(Figure collection entries)

■ ■ ■ ■ ■

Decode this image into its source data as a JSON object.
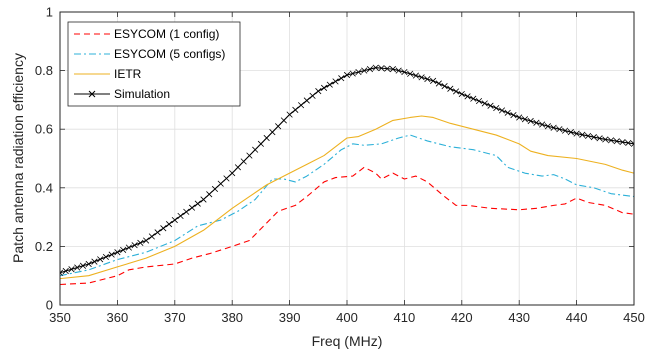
{
  "chart_data": {
    "type": "line",
    "xlabel": "Freq (MHz)",
    "ylabel": "Patch antenna radiation efficiency",
    "xlim": [
      350,
      450
    ],
    "ylim": [
      0,
      1
    ],
    "xticks": [
      350,
      360,
      370,
      380,
      390,
      400,
      410,
      420,
      430,
      440,
      450
    ],
    "yticks": [
      0,
      0.2,
      0.4,
      0.6,
      0.8,
      1
    ],
    "grid": true,
    "legend_position": "top-left",
    "series": [
      {
        "name": "ESYCOM (1 config)",
        "color": "#ff0000",
        "style": "dashed",
        "points": [
          [
            350,
            0.07
          ],
          [
            355,
            0.075
          ],
          [
            360,
            0.1
          ],
          [
            362,
            0.12
          ],
          [
            365,
            0.13
          ],
          [
            370,
            0.14
          ],
          [
            373,
            0.16
          ],
          [
            376,
            0.175
          ],
          [
            380,
            0.2
          ],
          [
            383,
            0.22
          ],
          [
            386,
            0.28
          ],
          [
            388,
            0.32
          ],
          [
            391,
            0.34
          ],
          [
            393,
            0.37
          ],
          [
            396,
            0.42
          ],
          [
            398,
            0.435
          ],
          [
            401,
            0.44
          ],
          [
            403,
            0.47
          ],
          [
            405,
            0.45
          ],
          [
            406,
            0.43
          ],
          [
            408,
            0.45
          ],
          [
            410,
            0.43
          ],
          [
            412,
            0.44
          ],
          [
            414,
            0.42
          ],
          [
            417,
            0.37
          ],
          [
            419,
            0.34
          ],
          [
            421,
            0.34
          ],
          [
            425,
            0.33
          ],
          [
            430,
            0.325
          ],
          [
            433,
            0.33
          ],
          [
            436,
            0.34
          ],
          [
            438,
            0.345
          ],
          [
            440,
            0.365
          ],
          [
            442,
            0.35
          ],
          [
            445,
            0.34
          ],
          [
            448,
            0.315
          ],
          [
            450,
            0.31
          ]
        ]
      },
      {
        "name": "ESYCOM (5 configs)",
        "color": "#2cb0d8",
        "style": "dashdot",
        "points": [
          [
            350,
            0.1
          ],
          [
            355,
            0.12
          ],
          [
            360,
            0.155
          ],
          [
            365,
            0.18
          ],
          [
            370,
            0.22
          ],
          [
            374,
            0.27
          ],
          [
            378,
            0.29
          ],
          [
            381,
            0.32
          ],
          [
            384,
            0.36
          ],
          [
            387,
            0.43
          ],
          [
            389,
            0.43
          ],
          [
            391,
            0.42
          ],
          [
            393,
            0.44
          ],
          [
            396,
            0.48
          ],
          [
            399,
            0.53
          ],
          [
            401,
            0.55
          ],
          [
            403,
            0.545
          ],
          [
            406,
            0.55
          ],
          [
            409,
            0.57
          ],
          [
            411,
            0.58
          ],
          [
            414,
            0.56
          ],
          [
            418,
            0.54
          ],
          [
            422,
            0.53
          ],
          [
            426,
            0.51
          ],
          [
            428,
            0.47
          ],
          [
            431,
            0.45
          ],
          [
            434,
            0.44
          ],
          [
            436,
            0.445
          ],
          [
            438,
            0.43
          ],
          [
            440,
            0.41
          ],
          [
            443,
            0.4
          ],
          [
            446,
            0.38
          ],
          [
            450,
            0.37
          ]
        ]
      },
      {
        "name": "IETR",
        "color": "#edb120",
        "style": "solid",
        "points": [
          [
            350,
            0.09
          ],
          [
            355,
            0.1
          ],
          [
            360,
            0.13
          ],
          [
            365,
            0.16
          ],
          [
            370,
            0.2
          ],
          [
            375,
            0.255
          ],
          [
            380,
            0.33
          ],
          [
            383,
            0.37
          ],
          [
            386,
            0.41
          ],
          [
            390,
            0.45
          ],
          [
            393,
            0.48
          ],
          [
            396,
            0.51
          ],
          [
            400,
            0.57
          ],
          [
            402,
            0.575
          ],
          [
            405,
            0.6
          ],
          [
            408,
            0.63
          ],
          [
            411,
            0.64
          ],
          [
            413,
            0.645
          ],
          [
            415,
            0.64
          ],
          [
            418,
            0.62
          ],
          [
            422,
            0.6
          ],
          [
            426,
            0.58
          ],
          [
            430,
            0.55
          ],
          [
            432,
            0.525
          ],
          [
            435,
            0.51
          ],
          [
            440,
            0.5
          ],
          [
            445,
            0.48
          ],
          [
            448,
            0.46
          ],
          [
            450,
            0.45
          ]
        ]
      },
      {
        "name": "Simulation",
        "color": "#000000",
        "style": "solid-xmarker",
        "points": [
          [
            350,
            0.11
          ],
          [
            355,
            0.14
          ],
          [
            360,
            0.18
          ],
          [
            365,
            0.22
          ],
          [
            370,
            0.29
          ],
          [
            375,
            0.36
          ],
          [
            380,
            0.45
          ],
          [
            385,
            0.55
          ],
          [
            390,
            0.65
          ],
          [
            395,
            0.73
          ],
          [
            400,
            0.785
          ],
          [
            403,
            0.8
          ],
          [
            405,
            0.81
          ],
          [
            408,
            0.805
          ],
          [
            410,
            0.795
          ],
          [
            415,
            0.765
          ],
          [
            420,
            0.72
          ],
          [
            425,
            0.68
          ],
          [
            430,
            0.64
          ],
          [
            435,
            0.61
          ],
          [
            440,
            0.585
          ],
          [
            445,
            0.565
          ],
          [
            450,
            0.55
          ]
        ]
      }
    ]
  }
}
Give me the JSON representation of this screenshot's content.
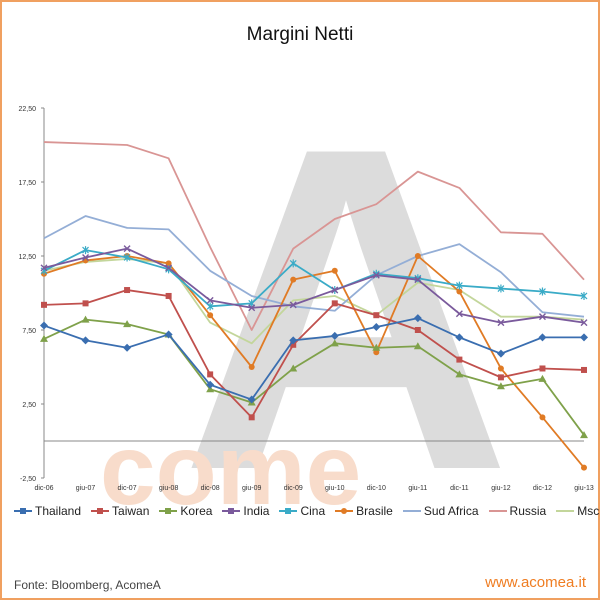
{
  "chart_data": {
    "type": "line",
    "title": "Margini Netti",
    "categories": [
      "dic-06",
      "giu-07",
      "dic-07",
      "giu-08",
      "dic-08",
      "giu-09",
      "dic-09",
      "giu-10",
      "dic-10",
      "giu-11",
      "dic-11",
      "giu-12",
      "dic-12",
      "giu-13"
    ],
    "ylim": [
      -2.5,
      22.5
    ],
    "y_ticks": [
      "22,50",
      "17,50",
      "12,50",
      "7,50",
      "2,50",
      "-2,50"
    ],
    "grid": false,
    "legend_position": "bottom",
    "series": [
      {
        "name": "Thailand",
        "color": "#3a6eb0",
        "marker": "diamond",
        "values": [
          7.8,
          6.8,
          6.3,
          7.2,
          3.8,
          2.8,
          6.8,
          7.1,
          7.7,
          8.3,
          7,
          5.9,
          7,
          7
        ]
      },
      {
        "name": "Taiwan",
        "color": "#c0504d",
        "marker": "square",
        "values": [
          9.2,
          9.3,
          10.2,
          9.8,
          4.5,
          1.6,
          6.5,
          9.3,
          8.5,
          7.5,
          5.5,
          4.3,
          4.9,
          4.8
        ]
      },
      {
        "name": "Korea",
        "color": "#7fa14a",
        "marker": "triangle",
        "values": [
          6.9,
          8.2,
          7.9,
          7.2,
          3.5,
          2.6,
          4.9,
          6.6,
          6.3,
          6.4,
          4.5,
          3.7,
          4.2,
          0.4
        ]
      },
      {
        "name": "India",
        "color": "#7a5a9c",
        "marker": "x",
        "values": [
          11.7,
          12.4,
          13,
          11.7,
          9.5,
          9,
          9.2,
          10.2,
          11.2,
          10.9,
          8.6,
          8,
          8.4,
          8
        ]
      },
      {
        "name": "Cina",
        "color": "#3aabc7",
        "marker": "star",
        "values": [
          11.5,
          12.9,
          12.4,
          11.6,
          9.1,
          9.3,
          12,
          10.2,
          11.3,
          11,
          10.5,
          10.3,
          10.1,
          9.8
        ]
      },
      {
        "name": "Brasile",
        "color": "#e07b25",
        "marker": "circle",
        "values": [
          11.3,
          12.2,
          12.5,
          12,
          8.5,
          5,
          10.9,
          11.5,
          6,
          12.5,
          10.1,
          4.9,
          1.6,
          -1.8
        ]
      },
      {
        "name": "Sud Africa",
        "color": "#94aed6",
        "marker": "none",
        "values": [
          13.7,
          15.2,
          14.4,
          14.3,
          11.5,
          9.8,
          9.1,
          8.8,
          11.2,
          12.5,
          13.3,
          11.4,
          8.7,
          8.4
        ]
      },
      {
        "name": "Russia",
        "color": "#d99594",
        "marker": "none",
        "values": [
          20.2,
          20.1,
          20,
          19.1,
          13.1,
          7.5,
          13,
          15,
          16,
          18.2,
          17.1,
          14.1,
          14,
          10.9
        ]
      },
      {
        "name": "Msci Em",
        "color": "#c3d69b",
        "marker": "none",
        "values": [
          11.5,
          12.1,
          12.3,
          12,
          8,
          6.6,
          9.5,
          9.8,
          8.5,
          10.7,
          10.2,
          8.4,
          8.4,
          8.2
        ]
      }
    ]
  },
  "footer": {
    "source": "Fonte: Bloomberg, AcomeA",
    "url": "www.acomea.it"
  },
  "watermark": {
    "letter": "A",
    "word": "come"
  }
}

■ ■ ■ ■ ■

Task to carry out
Find every line above that contains the word "this", and return each one.

Task output
Decode this image into its source data as a JSON object.
Give me the JSON representation of this screenshot's content.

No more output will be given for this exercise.